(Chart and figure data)
════════
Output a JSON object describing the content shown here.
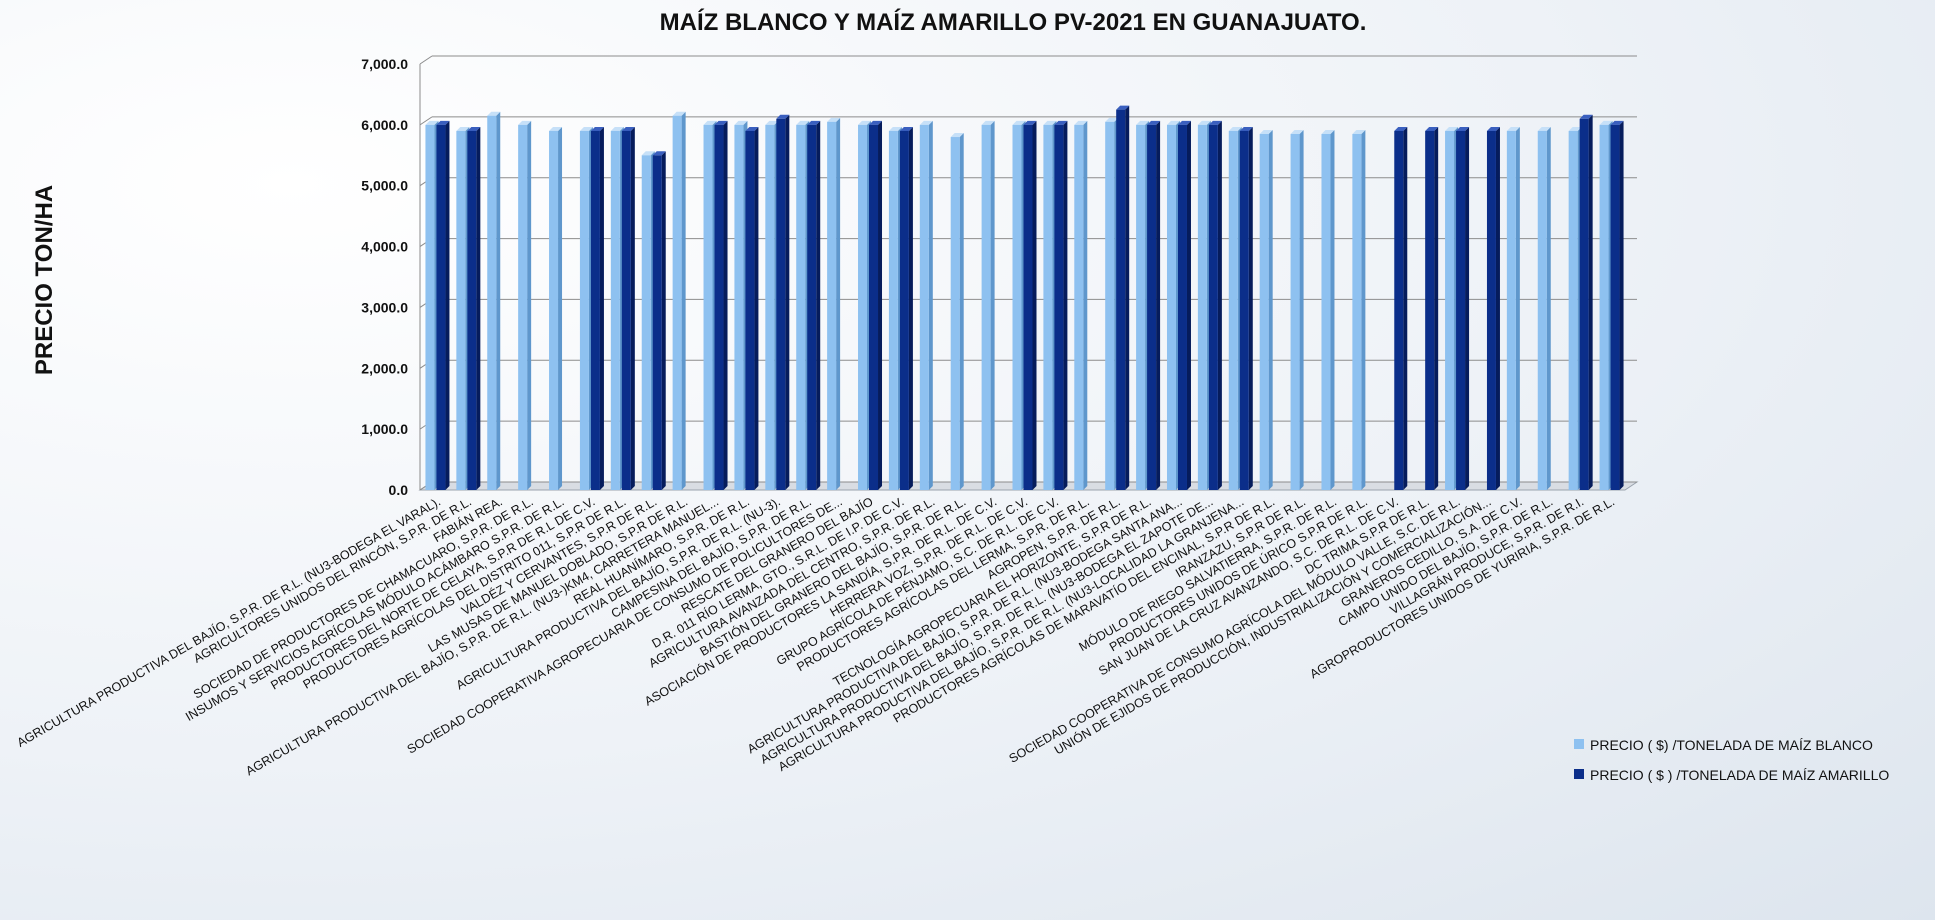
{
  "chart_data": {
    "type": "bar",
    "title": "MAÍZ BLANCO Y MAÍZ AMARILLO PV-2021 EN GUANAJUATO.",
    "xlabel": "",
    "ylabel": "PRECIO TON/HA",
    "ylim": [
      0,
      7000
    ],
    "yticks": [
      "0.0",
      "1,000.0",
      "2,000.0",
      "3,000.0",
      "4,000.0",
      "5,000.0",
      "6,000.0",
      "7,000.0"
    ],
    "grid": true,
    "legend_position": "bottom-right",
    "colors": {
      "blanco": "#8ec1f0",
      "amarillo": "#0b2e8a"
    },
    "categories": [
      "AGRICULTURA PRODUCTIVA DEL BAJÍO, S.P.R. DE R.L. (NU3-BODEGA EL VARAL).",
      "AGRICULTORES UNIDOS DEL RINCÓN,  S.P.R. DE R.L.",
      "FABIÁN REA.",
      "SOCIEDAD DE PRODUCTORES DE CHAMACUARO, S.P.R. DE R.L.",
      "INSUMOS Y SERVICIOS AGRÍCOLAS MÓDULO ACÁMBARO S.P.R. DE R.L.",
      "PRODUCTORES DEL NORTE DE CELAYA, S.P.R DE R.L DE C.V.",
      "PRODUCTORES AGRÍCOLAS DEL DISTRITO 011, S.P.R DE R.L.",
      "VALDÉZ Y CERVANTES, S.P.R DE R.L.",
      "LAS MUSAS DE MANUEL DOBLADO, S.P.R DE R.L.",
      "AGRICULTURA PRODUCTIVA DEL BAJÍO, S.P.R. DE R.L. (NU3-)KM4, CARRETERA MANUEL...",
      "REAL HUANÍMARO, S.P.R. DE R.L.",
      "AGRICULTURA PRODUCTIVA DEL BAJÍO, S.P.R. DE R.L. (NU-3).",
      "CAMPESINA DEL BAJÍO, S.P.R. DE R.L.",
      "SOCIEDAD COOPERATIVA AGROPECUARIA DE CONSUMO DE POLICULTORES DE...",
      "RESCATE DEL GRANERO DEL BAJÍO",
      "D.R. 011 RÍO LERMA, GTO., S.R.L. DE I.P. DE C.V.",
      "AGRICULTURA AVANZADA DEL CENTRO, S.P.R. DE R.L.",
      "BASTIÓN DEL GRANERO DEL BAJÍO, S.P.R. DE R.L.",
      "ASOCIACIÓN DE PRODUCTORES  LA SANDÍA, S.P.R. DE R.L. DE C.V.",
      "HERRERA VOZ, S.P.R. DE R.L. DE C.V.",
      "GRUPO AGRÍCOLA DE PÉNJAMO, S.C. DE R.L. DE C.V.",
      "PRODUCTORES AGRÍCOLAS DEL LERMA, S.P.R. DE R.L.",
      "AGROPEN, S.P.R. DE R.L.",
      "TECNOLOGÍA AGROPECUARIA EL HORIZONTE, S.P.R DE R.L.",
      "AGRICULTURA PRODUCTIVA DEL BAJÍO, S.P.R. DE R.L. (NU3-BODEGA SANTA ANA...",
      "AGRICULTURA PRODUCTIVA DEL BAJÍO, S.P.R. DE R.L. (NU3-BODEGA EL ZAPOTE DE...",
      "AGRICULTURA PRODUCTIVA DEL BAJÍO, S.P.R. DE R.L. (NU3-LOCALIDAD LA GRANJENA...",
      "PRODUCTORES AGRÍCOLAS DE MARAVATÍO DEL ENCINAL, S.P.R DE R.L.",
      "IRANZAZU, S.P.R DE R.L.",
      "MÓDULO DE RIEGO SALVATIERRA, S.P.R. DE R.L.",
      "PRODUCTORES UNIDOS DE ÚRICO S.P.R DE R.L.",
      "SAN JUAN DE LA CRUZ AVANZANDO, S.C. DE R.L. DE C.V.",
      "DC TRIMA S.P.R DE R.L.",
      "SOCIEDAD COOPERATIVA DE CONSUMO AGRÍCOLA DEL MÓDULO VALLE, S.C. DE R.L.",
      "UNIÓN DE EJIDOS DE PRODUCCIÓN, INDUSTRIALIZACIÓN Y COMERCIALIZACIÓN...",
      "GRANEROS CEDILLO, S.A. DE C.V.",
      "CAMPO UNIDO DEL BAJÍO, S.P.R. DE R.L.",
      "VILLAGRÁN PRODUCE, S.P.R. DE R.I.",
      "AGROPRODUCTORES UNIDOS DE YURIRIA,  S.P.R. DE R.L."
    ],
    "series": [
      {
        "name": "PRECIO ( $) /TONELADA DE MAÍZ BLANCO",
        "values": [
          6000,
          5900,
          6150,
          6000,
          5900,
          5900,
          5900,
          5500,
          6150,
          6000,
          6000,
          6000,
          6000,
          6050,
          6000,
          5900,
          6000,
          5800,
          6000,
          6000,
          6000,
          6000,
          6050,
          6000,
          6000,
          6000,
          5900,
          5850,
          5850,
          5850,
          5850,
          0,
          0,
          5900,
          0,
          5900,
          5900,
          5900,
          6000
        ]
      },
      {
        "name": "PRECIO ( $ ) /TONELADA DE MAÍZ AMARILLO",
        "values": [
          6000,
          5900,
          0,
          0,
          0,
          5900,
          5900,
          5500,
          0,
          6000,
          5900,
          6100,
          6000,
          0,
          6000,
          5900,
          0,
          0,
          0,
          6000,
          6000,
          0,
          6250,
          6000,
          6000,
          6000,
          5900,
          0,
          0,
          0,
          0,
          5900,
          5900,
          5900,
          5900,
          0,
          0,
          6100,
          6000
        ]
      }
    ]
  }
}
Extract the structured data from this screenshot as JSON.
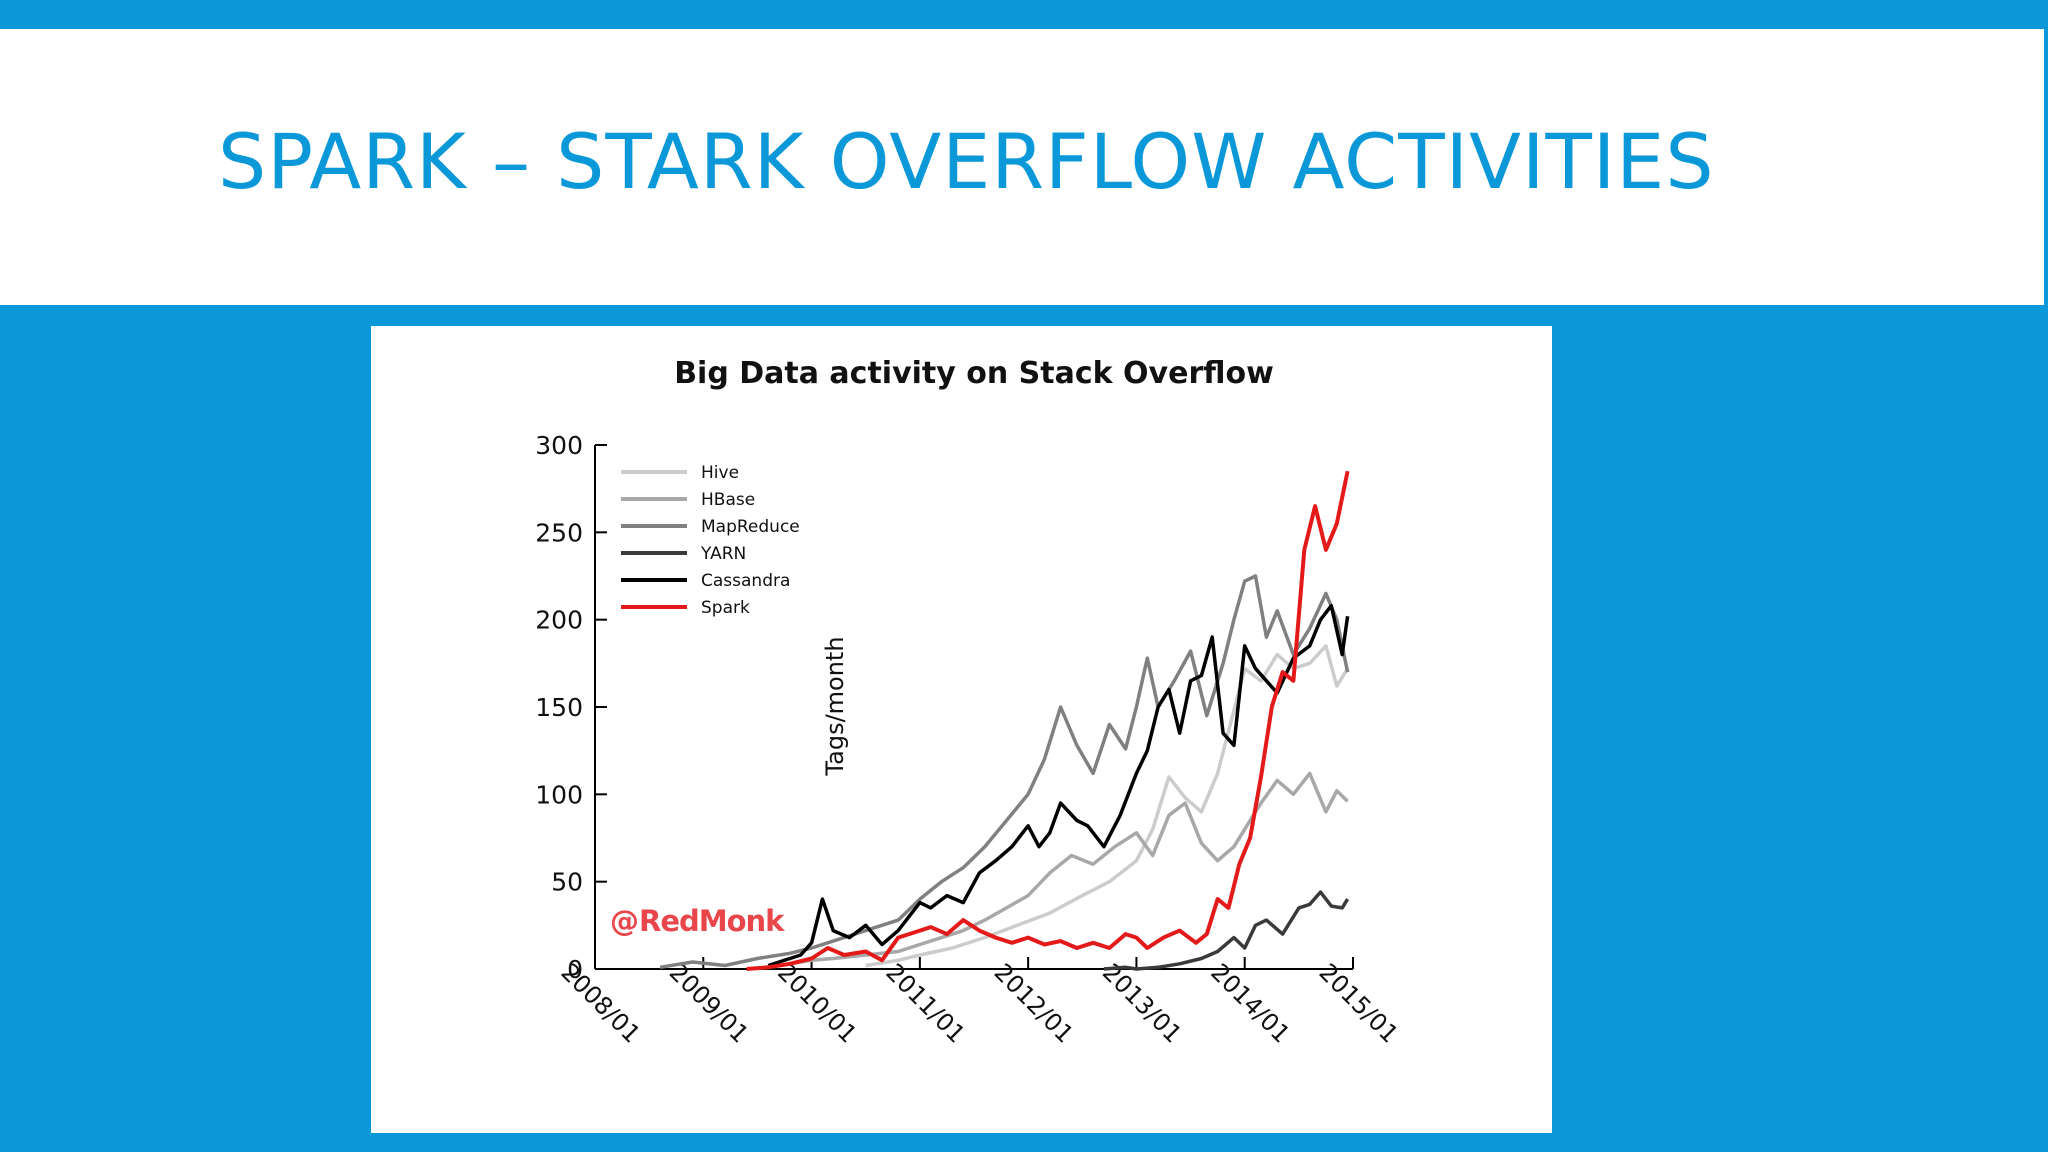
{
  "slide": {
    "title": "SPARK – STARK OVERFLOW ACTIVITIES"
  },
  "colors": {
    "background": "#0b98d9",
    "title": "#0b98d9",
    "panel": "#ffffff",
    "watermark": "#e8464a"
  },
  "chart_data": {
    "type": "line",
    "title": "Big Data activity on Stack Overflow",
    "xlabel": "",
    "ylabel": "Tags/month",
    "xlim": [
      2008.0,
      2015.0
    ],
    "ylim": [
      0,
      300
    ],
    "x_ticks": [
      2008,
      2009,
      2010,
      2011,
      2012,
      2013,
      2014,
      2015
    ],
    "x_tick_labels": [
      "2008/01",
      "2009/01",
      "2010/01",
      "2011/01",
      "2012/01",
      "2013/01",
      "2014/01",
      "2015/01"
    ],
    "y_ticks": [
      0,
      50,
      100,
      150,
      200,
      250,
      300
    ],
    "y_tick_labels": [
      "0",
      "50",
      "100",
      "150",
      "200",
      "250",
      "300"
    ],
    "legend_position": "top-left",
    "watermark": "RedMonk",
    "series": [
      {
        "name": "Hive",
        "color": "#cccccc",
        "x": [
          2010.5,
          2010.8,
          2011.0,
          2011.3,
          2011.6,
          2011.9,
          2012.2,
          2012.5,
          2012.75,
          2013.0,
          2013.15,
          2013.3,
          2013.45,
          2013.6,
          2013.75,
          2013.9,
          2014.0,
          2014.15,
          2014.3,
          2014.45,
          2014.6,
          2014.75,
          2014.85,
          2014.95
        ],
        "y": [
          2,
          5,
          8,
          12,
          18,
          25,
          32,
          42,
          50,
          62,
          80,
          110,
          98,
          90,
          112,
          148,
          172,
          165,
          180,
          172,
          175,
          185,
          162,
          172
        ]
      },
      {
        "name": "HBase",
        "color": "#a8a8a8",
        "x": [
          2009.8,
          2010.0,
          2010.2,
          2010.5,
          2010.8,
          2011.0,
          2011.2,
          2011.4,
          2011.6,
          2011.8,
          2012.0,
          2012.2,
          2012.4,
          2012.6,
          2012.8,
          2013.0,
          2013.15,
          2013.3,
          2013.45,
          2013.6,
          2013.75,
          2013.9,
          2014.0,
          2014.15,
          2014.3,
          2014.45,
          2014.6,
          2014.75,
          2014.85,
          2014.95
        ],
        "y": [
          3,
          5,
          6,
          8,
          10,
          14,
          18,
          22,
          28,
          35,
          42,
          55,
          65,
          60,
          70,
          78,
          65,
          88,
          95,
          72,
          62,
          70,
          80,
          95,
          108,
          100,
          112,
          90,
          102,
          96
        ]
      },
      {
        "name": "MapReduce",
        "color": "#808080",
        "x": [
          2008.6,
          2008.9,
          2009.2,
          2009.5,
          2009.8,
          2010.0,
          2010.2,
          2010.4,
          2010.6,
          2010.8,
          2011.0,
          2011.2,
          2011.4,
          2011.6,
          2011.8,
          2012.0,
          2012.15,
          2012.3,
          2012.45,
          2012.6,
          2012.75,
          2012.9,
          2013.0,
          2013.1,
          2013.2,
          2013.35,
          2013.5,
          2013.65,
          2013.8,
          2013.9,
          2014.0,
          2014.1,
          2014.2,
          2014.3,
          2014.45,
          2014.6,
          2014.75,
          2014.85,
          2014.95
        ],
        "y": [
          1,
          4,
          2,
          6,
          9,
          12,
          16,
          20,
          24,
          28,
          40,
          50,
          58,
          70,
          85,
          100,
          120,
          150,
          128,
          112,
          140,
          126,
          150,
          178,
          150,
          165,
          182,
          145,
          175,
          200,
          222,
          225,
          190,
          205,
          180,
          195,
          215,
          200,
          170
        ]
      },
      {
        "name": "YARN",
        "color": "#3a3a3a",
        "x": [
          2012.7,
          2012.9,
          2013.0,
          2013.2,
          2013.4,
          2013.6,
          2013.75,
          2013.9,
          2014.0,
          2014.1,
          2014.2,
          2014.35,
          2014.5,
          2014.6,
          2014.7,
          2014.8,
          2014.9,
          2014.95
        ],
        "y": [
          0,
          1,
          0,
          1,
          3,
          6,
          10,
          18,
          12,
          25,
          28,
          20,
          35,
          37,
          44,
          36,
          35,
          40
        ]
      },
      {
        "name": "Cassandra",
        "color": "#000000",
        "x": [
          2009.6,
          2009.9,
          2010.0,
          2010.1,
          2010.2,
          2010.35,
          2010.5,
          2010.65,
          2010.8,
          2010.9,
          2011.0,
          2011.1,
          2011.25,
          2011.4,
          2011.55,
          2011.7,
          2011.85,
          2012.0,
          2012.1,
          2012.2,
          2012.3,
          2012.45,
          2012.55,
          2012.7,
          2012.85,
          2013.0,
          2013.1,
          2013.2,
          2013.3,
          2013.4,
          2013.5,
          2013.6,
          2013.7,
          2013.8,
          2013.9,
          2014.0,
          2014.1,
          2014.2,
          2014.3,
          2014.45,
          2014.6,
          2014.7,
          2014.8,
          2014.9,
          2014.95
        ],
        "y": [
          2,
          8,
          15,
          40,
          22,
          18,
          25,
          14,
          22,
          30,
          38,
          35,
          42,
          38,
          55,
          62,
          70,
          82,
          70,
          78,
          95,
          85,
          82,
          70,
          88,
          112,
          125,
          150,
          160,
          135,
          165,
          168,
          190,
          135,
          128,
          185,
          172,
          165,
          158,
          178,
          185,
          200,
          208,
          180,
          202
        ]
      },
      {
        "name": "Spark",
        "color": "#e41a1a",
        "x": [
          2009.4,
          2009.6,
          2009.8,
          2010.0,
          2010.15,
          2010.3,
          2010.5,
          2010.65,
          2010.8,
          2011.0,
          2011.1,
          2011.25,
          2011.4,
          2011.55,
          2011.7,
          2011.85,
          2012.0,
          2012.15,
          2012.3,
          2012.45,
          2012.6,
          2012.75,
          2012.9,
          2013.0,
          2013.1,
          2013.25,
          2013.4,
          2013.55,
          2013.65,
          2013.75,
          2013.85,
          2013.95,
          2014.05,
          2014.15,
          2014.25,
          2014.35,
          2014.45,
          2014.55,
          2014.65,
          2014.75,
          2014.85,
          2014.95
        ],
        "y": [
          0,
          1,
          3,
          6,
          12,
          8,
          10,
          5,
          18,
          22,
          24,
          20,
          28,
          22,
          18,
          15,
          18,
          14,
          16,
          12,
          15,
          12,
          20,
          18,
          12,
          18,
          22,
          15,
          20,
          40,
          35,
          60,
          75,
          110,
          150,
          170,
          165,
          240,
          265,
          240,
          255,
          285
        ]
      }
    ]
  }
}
════════
Take each line of the material that contains the word "name" and list it.

        "name": "PRECIO ( $) /TONELADA DE MAÍZ BLANCO",
        "name": "PRECIO ( $ ) /TONELADA DE MAÍZ AMARILLO",
        "name": "Hive",
        "name": "HBase",
        "name": "MapReduce",
        "name": "YARN",
        "name": "Cassandra",
        "name": "Spark",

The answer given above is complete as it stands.